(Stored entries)

>> start

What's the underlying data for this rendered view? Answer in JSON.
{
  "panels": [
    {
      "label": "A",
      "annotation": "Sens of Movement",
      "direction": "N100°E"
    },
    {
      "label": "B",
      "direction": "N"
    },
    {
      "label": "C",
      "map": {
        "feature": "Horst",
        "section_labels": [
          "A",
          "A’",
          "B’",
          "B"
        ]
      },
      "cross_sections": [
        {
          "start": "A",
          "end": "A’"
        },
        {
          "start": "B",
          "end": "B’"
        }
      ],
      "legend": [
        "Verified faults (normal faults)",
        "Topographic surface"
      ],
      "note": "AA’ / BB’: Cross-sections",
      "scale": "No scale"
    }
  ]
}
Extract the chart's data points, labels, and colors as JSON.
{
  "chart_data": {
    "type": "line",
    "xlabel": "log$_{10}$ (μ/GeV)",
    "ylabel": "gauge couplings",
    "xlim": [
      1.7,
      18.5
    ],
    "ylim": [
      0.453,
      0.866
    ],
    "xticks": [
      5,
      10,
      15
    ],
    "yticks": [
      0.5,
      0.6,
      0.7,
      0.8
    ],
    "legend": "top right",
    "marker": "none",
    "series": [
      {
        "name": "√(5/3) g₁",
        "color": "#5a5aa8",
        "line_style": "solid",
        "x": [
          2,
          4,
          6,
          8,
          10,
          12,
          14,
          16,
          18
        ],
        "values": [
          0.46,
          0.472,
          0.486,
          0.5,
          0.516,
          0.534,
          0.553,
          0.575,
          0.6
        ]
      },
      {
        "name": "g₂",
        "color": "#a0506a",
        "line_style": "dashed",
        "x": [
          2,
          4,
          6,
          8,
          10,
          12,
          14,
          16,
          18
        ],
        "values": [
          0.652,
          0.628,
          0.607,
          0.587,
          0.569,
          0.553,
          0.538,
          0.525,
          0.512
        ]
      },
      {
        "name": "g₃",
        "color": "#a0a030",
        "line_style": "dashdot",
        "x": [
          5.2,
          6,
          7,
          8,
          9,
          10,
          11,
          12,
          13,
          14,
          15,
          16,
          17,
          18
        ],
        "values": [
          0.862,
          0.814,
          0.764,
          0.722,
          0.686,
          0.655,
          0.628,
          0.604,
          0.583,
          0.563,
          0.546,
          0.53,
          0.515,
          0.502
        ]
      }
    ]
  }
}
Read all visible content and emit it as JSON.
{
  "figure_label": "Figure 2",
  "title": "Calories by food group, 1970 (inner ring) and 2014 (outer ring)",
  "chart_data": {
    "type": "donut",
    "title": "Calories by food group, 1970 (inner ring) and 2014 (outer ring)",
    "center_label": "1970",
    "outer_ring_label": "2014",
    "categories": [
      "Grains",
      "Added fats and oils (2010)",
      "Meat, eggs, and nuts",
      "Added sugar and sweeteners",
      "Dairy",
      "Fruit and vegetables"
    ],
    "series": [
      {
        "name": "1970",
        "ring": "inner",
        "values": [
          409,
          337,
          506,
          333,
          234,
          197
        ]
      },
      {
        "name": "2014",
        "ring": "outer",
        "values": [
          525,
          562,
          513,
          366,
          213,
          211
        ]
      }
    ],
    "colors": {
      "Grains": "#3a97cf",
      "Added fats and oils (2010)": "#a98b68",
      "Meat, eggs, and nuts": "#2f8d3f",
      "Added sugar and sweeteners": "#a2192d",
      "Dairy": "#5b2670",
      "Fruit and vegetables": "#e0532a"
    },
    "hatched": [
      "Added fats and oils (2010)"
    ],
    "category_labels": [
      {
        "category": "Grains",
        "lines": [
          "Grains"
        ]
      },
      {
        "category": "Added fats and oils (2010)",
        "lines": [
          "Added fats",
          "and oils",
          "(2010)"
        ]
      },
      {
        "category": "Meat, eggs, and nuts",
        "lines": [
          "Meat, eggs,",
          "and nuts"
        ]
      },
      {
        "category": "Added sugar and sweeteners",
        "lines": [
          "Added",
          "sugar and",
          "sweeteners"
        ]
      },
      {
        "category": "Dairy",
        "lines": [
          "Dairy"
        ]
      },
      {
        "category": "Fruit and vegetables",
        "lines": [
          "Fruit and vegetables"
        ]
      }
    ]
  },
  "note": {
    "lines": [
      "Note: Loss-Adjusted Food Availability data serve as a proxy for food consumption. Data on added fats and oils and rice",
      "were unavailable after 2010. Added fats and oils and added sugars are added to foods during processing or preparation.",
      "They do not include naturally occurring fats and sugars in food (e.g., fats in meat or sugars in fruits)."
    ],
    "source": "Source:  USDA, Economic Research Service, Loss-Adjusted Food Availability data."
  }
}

>> end

Copy each line of the data above without altering a single character.

What's the underlying data for this rendered view? Answer in JSON.
{
  "panels": [
    {
      "label": "A",
      "annotation": "Sens of Movement",
      "direction": "N100°E"
    },
    {
      "label": "B",
      "direction": "N"
    },
    {
      "label": "C",
      "map": {
        "feature": "Horst",
        "section_labels": [
          "A",
          "A’",
          "B’",
          "B"
        ]
      },
      "cross_sections": [
        {
          "start": "A",
          "end": "A’"
        },
        {
          "start": "B",
          "end": "B’"
        }
      ],
      "legend": [
        "Verified faults (normal faults)",
        "Topographic surface"
      ],
      "note": "AA’ / BB’: Cross-sections",
      "scale": "No scale"
    }
  ]
}
Extract the chart's data points, labels, and colors as JSON.
{
  "chart_data": {
    "type": "line",
    "xlabel": "log$_{10}$ (μ/GeV)",
    "ylabel": "gauge couplings",
    "xlim": [
      1.7,
      18.5
    ],
    "ylim": [
      0.453,
      0.866
    ],
    "xticks": [
      5,
      10,
      15
    ],
    "yticks": [
      0.5,
      0.6,
      0.7,
      0.8
    ],
    "legend": "top right",
    "marker": "none",
    "series": [
      {
        "name": "√(5/3) g₁",
        "color": "#5a5aa8",
        "line_style": "solid",
        "x": [
          2,
          4,
          6,
          8,
          10,
          12,
          14,
          16,
          18
        ],
        "values": [
          0.46,
          0.472,
          0.486,
          0.5,
          0.516,
          0.534,
          0.553,
          0.575,
          0.6
        ]
      },
      {
        "name": "g₂",
        "color": "#a0506a",
        "line_style": "dashed",
        "x": [
          2,
          4,
          6,
          8,
          10,
          12,
          14,
          16,
          18
        ],
        "values": [
          0.652,
          0.628,
          0.607,
          0.587,
          0.569,
          0.553,
          0.538,
          0.525,
          0.512
        ]
      },
      {
        "name": "g₃",
        "color": "#a0a030",
        "line_style": "dashdot",
        "x": [
          5.2,
          6,
          7,
          8,
          9,
          10,
          11,
          12,
          13,
          14,
          15,
          16,
          17,
          18
        ],
        "values": [
          0.862,
          0.814,
          0.764,
          0.722,
          0.686,
          0.655,
          0.628,
          0.604,
          0.583,
          0.563,
          0.546,
          0.53,
          0.515,
          0.502
        ]
      }
    ]
  }
}
Read all visible content and emit it as JSON.
{
  "figure_label": "Figure 2",
  "title": "Calories by food group, 1970 (inner ring) and 2014 (outer ring)",
  "chart_data": {
    "type": "donut",
    "title": "Calories by food group, 1970 (inner ring) and 2014 (outer ring)",
    "center_label": "1970",
    "outer_ring_label": "2014",
    "categories": [
      "Grains",
      "Added fats and oils (2010)",
      "Meat, eggs, and nuts",
      "Added sugar and sweeteners",
      "Dairy",
      "Fruit and vegetables"
    ],
    "series": [
      {
        "name": "1970",
        "ring": "inner",
        "values": [
          409,
          337,
          506,
          333,
          234,
          197
        ]
      },
      {
        "name": "2014",
        "ring": "outer",
        "values": [
          525,
          562,
          513,
          366,
          213,
          211
        ]
      }
    ],
    "colors": {
      "Grains": "#3a97cf",
      "Added fats and oils (2010)": "#a98b68",
      "Meat, eggs, and nuts": "#2f8d3f",
      "Added sugar and sweeteners": "#a2192d",
      "Dairy": "#5b2670",
      "Fruit and vegetables": "#e0532a"
    },
    "hatched": [
      "Added fats and oils (2010)"
    ],
    "category_labels": [
      {
        "category": "Grains",
        "lines": [
          "Grains"
        ]
      },
      {
        "category": "Added fats and oils (2010)",
        "lines": [
          "Added fats",
          "and oils",
          "(2010)"
        ]
      },
      {
        "category": "Meat, eggs, and nuts",
        "lines": [
          "Meat, eggs,",
          "and nuts"
        ]
      },
      {
        "category": "Added sugar and sweeteners",
        "lines": [
          "Added",
          "sugar and",
          "sweeteners"
        ]
      },
      {
        "category": "Dairy",
        "lines": [
          "Dairy"
        ]
      },
      {
        "category": "Fruit and vegetables",
        "lines": [
          "Fruit and vegetables"
        ]
      }
    ]
  },
  "note": {
    "lines": [
      "Note: Loss-Adjusted Food Availability data serve as a proxy for food consumption. Data on added fats and oils and rice",
      "were unavailable after 2010. Added fats and oils and added sugars are added to foods during processing or preparation.",
      "They do not include naturally occurring fats and sugars in food (e.g., fats in meat or sugars in fruits)."
    ],
    "source": "Source:  USDA, Economic Research Service, Loss-Adjusted Food Availability data."
  }
}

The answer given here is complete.